# Data to process:
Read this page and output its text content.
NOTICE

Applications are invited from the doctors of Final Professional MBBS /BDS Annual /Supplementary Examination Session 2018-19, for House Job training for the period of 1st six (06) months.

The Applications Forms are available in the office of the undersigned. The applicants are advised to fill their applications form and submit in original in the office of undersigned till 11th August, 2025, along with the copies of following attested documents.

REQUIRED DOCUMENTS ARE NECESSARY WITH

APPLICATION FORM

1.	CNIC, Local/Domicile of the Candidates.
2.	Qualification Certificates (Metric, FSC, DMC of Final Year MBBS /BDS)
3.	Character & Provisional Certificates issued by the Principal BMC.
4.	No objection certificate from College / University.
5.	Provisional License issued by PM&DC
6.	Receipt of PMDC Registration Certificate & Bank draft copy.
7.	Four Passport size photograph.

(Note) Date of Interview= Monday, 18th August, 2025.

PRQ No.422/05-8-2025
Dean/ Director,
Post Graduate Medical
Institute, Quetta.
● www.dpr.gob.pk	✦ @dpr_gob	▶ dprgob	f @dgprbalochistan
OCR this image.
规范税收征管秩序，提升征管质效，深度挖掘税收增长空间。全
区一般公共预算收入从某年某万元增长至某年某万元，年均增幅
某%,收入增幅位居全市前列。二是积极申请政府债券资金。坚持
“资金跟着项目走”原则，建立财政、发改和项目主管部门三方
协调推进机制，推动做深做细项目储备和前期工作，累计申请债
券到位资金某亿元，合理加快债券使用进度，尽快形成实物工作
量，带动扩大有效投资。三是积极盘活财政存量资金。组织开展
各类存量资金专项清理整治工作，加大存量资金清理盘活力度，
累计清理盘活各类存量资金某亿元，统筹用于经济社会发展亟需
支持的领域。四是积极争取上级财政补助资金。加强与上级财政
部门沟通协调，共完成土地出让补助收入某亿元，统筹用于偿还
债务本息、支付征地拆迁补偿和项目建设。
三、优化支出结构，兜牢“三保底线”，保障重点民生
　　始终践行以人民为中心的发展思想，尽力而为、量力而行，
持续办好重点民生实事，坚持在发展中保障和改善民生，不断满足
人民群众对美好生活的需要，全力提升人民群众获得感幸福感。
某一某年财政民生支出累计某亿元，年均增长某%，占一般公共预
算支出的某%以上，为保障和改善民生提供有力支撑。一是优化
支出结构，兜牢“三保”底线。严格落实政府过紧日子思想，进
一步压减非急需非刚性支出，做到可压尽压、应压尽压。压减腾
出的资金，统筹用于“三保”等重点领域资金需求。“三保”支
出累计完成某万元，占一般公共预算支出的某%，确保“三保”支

# Instructions for the task:
Every line of the data above should be copied exactly.

# Reply to the exercise:
Read this page and output its text content.
NOTICE

Applications are invited from the doctors of Final Professional MBBS /BDS Annual /Supplementary Examination Session 2018-19, for House Job training for the period of 1st six (06) months.

The Applications Forms are available in the office of the undersigned. The applicants are advised to fill their applications form and submit in original in the office of undersigned till 11th August, 2025, along with the copies of following attested documents.

REQUIRED DOCUMENTS ARE NECESSARY WITH

APPLICATION FORM

1.	CNIC, Local/Domicile of the Candidates.
2.	Qualification Certificates (Metric, FSC, DMC of Final Year MBBS /BDS)
3.	Character & Provisional Certificates issued by the Principal BMC.
4.	No objection certificate from College / University.
5.	Provisional License issued by PM&DC
6.	Receipt of PMDC Registration Certificate & Bank draft copy.
7.	Four Passport size photograph.

(Note) Date of Interview= Monday, 18th August, 2025.

PRQ No.422/05-8-2025
Dean/ Director,
Post Graduate Medical
Institute, Quetta.
● www.dpr.gob.pk	✦ @dpr_gob	▶ dprgob	f @dgprbalochistan
OCR this image.
规范税收征管秩序，提升征管质效，深度挖掘税收增长空间。全
区一般公共预算收入从某年某万元增长至某年某万元，年均增幅
某%,收入增幅位居全市前列。二是积极申请政府债券资金。坚持
“资金跟着项目走”原则，建立财政、发改和项目主管部门三方
协调推进机制，推动做深做细项目储备和前期工作，累计申请债
券到位资金某亿元，合理加快债券使用进度，尽快形成实物工作
量，带动扩大有效投资。三是积极盘活财政存量资金。组织开展
各类存量资金专项清理整治工作，加大存量资金清理盘活力度，
累计清理盘活各类存量资金某亿元，统筹用于经济社会发展亟需
支持的领域。四是积极争取上级财政补助资金。加强与上级财政
部门沟通协调，共完成土地出让补助收入某亿元，统筹用于偿还
债务本息、支付征地拆迁补偿和项目建设。
三、优化支出结构，兜牢“三保底线”，保障重点民生
　　始终践行以人民为中心的发展思想，尽力而为、量力而行，
持续办好重点民生实事，坚持在发展中保障和改善民生，不断满足
人民群众对美好生活的需要，全力提升人民群众获得感幸福感。
某一某年财政民生支出累计某亿元，年均增长某%，占一般公共预
算支出的某%以上，为保障和改善民生提供有力支撑。一是优化
支出结构，兜牢“三保”底线。严格落实政府过紧日子思想，进
一步压减非急需非刚性支出，做到可压尽压、应压尽压。压减腾
出的资金，统筹用于“三保”等重点领域资金需求。“三保”支
出累计完成某万元，占一般公共预算支出的某%，确保“三保”支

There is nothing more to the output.